_SET EXERCISE_. Starting at the first line of the entries and going on through the line with "list-item: a [198,168,205,182]", turn those lines into a numbered list and leave out any blank lines.

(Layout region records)
::::::

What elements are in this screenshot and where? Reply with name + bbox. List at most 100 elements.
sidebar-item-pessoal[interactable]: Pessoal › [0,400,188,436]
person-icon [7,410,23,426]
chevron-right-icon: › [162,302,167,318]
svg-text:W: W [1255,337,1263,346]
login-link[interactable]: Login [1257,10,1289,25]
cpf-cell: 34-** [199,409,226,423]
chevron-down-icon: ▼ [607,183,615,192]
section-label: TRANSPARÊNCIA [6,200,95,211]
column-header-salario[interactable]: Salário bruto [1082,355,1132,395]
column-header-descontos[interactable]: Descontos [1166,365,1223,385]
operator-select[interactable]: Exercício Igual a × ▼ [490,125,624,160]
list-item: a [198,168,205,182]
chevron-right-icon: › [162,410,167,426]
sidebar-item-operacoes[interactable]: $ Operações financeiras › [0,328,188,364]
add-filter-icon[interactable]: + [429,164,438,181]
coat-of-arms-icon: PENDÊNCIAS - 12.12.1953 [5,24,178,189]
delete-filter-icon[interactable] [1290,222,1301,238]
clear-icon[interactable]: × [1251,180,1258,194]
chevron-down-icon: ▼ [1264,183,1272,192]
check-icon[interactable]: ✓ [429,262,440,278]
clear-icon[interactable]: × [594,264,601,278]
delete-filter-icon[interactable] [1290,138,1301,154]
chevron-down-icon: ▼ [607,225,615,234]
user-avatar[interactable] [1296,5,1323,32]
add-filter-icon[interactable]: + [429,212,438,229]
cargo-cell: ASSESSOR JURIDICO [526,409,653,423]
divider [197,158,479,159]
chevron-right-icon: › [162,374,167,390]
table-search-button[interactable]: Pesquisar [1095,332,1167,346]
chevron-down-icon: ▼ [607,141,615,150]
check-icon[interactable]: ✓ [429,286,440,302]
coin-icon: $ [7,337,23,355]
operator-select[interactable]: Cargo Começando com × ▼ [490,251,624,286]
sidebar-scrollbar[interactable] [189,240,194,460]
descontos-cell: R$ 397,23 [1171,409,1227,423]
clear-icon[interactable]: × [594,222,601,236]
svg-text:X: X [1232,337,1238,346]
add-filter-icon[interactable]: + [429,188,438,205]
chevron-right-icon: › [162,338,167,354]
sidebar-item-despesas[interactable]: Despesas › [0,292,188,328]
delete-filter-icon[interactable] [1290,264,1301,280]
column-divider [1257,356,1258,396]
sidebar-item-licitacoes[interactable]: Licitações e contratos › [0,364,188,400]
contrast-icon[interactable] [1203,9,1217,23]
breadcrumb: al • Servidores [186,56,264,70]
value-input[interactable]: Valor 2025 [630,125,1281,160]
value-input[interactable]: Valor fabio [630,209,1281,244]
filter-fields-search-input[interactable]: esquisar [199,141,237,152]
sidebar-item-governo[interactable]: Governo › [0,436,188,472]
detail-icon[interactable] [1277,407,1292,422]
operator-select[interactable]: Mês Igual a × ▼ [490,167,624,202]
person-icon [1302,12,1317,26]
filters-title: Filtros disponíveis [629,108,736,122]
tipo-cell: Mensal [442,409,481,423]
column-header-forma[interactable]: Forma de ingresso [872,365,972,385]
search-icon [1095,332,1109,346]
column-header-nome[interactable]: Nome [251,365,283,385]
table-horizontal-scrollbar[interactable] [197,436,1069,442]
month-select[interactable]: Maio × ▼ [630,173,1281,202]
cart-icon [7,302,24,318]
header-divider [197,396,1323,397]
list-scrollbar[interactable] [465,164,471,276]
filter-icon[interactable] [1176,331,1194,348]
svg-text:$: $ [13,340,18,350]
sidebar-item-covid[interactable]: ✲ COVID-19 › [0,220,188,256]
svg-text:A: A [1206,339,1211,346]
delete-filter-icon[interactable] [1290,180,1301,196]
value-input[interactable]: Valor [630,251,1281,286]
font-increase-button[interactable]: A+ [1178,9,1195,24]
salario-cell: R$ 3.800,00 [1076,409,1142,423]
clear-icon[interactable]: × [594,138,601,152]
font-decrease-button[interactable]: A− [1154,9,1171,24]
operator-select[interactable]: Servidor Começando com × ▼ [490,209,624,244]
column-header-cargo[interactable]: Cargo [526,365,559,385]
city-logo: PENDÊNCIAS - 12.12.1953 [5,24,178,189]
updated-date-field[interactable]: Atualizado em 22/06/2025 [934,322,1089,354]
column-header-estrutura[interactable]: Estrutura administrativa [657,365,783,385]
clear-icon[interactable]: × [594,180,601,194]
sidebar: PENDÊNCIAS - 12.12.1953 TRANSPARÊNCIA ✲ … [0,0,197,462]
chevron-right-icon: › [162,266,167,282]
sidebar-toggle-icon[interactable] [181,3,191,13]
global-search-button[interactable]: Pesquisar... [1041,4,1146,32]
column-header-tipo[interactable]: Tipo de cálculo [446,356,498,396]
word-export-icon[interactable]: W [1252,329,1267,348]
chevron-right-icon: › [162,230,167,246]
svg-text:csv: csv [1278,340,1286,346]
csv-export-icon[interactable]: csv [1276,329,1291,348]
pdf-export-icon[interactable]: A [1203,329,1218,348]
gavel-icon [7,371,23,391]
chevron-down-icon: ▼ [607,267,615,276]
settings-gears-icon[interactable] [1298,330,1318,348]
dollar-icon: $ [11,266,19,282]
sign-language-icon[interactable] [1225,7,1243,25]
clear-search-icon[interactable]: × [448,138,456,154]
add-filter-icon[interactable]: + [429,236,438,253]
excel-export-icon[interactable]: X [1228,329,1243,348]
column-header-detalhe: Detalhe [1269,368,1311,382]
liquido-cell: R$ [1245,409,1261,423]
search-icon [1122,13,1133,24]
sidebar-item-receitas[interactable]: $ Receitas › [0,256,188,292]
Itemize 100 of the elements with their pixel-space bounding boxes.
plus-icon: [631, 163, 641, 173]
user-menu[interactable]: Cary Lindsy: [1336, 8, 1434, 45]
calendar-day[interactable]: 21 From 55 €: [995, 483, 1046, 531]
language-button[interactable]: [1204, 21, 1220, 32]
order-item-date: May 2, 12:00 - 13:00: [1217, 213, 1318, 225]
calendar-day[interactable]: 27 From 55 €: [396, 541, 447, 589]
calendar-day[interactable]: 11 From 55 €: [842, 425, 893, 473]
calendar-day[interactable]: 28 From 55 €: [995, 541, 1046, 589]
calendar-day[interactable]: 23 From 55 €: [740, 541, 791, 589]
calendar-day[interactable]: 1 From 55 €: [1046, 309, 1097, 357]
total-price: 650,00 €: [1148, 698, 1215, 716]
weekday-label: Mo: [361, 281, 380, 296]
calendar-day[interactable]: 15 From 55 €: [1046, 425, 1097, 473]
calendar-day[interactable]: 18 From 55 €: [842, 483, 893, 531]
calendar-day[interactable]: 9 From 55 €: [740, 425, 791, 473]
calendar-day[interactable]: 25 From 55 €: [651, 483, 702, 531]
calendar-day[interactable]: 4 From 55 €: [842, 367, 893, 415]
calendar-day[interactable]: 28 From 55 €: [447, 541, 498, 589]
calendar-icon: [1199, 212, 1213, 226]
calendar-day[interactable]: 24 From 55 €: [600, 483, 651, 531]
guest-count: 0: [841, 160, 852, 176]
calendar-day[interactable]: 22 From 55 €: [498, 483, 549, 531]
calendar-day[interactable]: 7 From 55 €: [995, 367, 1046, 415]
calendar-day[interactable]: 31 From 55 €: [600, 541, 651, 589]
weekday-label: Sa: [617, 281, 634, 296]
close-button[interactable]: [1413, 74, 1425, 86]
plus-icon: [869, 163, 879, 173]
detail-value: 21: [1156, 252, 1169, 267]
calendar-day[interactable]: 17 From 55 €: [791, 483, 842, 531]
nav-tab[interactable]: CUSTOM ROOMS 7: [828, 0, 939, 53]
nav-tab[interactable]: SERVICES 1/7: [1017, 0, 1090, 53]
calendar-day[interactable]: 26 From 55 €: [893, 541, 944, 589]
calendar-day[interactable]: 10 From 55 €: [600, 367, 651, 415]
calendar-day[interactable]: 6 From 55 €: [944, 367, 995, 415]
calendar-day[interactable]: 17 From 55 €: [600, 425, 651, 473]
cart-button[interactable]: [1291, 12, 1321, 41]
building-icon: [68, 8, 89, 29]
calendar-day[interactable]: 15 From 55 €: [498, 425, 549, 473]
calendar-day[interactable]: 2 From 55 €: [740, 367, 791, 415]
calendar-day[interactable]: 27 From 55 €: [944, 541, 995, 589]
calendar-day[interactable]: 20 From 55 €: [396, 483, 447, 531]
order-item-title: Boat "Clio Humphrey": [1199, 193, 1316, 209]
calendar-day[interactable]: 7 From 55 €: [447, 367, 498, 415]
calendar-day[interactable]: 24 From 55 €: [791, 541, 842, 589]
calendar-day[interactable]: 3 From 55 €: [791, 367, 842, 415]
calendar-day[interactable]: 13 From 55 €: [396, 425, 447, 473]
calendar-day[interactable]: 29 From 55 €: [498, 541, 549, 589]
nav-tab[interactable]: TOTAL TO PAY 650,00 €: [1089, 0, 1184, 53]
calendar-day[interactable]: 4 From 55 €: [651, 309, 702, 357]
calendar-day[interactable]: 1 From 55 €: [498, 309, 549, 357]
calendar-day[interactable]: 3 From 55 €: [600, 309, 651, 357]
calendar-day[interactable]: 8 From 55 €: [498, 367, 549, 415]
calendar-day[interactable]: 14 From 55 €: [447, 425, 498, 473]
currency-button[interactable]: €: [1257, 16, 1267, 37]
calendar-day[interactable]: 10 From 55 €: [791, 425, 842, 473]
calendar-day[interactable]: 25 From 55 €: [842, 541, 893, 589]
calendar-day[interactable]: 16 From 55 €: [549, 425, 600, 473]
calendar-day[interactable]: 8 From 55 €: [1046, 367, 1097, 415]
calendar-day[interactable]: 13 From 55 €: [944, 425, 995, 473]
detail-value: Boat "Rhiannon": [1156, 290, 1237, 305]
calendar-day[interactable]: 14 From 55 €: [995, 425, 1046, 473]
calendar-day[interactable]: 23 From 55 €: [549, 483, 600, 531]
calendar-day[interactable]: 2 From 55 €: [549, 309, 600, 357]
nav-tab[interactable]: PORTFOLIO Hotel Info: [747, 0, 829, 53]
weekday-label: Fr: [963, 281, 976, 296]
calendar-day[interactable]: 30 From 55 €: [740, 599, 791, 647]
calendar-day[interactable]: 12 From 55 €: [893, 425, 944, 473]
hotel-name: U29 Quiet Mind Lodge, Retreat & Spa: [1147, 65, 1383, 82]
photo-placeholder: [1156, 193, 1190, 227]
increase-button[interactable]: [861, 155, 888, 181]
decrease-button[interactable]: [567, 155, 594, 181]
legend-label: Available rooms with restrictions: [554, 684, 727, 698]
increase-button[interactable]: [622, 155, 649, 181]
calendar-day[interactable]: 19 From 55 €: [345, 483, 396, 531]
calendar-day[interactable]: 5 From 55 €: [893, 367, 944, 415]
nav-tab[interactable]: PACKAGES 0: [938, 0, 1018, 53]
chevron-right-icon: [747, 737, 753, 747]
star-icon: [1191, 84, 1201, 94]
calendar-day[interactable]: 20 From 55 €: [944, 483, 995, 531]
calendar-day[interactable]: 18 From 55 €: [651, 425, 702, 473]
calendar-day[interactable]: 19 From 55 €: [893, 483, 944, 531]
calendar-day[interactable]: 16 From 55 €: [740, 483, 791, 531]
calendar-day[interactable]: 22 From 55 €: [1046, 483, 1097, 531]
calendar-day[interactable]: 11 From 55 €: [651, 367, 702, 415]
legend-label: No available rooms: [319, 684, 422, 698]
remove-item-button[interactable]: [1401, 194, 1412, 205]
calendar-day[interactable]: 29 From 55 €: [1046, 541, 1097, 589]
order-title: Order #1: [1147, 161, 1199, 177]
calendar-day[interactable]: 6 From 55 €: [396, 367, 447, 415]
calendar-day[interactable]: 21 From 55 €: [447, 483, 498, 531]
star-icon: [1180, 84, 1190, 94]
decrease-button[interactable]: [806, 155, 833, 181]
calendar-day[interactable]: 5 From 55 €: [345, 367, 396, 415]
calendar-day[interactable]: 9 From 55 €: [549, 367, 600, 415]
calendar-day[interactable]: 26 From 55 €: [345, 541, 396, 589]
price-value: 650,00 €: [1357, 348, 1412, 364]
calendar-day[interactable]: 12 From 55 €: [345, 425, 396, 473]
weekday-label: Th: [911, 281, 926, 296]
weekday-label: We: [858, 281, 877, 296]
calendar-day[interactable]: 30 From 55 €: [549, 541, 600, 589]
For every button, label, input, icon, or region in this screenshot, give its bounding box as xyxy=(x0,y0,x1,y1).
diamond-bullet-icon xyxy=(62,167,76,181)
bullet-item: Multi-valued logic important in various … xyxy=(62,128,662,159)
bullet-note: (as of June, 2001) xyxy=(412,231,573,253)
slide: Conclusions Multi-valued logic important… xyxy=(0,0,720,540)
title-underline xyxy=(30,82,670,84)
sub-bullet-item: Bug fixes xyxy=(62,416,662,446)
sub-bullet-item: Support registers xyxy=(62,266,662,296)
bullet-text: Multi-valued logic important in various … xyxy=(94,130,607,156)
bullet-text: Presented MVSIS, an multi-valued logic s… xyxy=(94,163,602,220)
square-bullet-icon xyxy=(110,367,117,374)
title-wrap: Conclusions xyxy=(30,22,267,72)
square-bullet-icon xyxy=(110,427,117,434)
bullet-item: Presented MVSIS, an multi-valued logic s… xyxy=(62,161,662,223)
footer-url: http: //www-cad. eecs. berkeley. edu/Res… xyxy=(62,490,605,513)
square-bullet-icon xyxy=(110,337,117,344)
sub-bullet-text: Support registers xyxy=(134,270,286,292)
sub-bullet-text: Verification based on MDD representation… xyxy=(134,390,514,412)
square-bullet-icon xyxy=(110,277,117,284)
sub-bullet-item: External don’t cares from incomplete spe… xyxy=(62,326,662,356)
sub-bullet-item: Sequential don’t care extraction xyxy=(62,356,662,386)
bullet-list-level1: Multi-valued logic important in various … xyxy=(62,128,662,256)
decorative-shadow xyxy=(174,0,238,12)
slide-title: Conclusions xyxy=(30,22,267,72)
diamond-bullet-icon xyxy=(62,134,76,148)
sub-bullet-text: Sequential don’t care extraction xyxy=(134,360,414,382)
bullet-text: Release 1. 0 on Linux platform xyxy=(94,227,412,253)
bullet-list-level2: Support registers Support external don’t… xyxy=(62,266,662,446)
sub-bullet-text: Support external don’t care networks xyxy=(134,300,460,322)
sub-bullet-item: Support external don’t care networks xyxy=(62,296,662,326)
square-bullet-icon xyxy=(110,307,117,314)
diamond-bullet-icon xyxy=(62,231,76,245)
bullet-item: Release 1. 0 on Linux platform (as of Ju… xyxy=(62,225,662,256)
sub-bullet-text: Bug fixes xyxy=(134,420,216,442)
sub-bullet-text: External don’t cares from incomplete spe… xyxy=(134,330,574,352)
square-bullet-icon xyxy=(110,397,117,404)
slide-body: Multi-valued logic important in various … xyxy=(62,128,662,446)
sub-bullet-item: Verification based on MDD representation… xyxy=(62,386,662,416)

::::::

_SOLVED EXERCISE_.
1. What elements are in this screenshot and where? Reply with name + bbox. List at most 100 elements.
2. sidebar-item-pessoal[interactable]: Pessoal › [0,400,188,436]
3. person-icon [7,410,23,426]
4. chevron-right-icon: › [162,302,167,318]
5. svg-text:W: W [1255,337,1263,346]
6. login-link[interactable]: Login [1257,10,1289,25]
7. cpf-cell: 34-** [199,409,226,423]
8. chevron-down-icon: ▼ [607,183,615,192]
9. section-label: TRANSPARÊNCIA [6,200,95,211]
10. column-header-salario[interactable]: Salário bruto [1082,355,1132,395]
11. column-header-descontos[interactable]: Descontos [1166,365,1223,385]
12. operator-select[interactable]: Exercício Igual a × ▼ [490,125,624,160]
13. list-item: a [198,168,205,182]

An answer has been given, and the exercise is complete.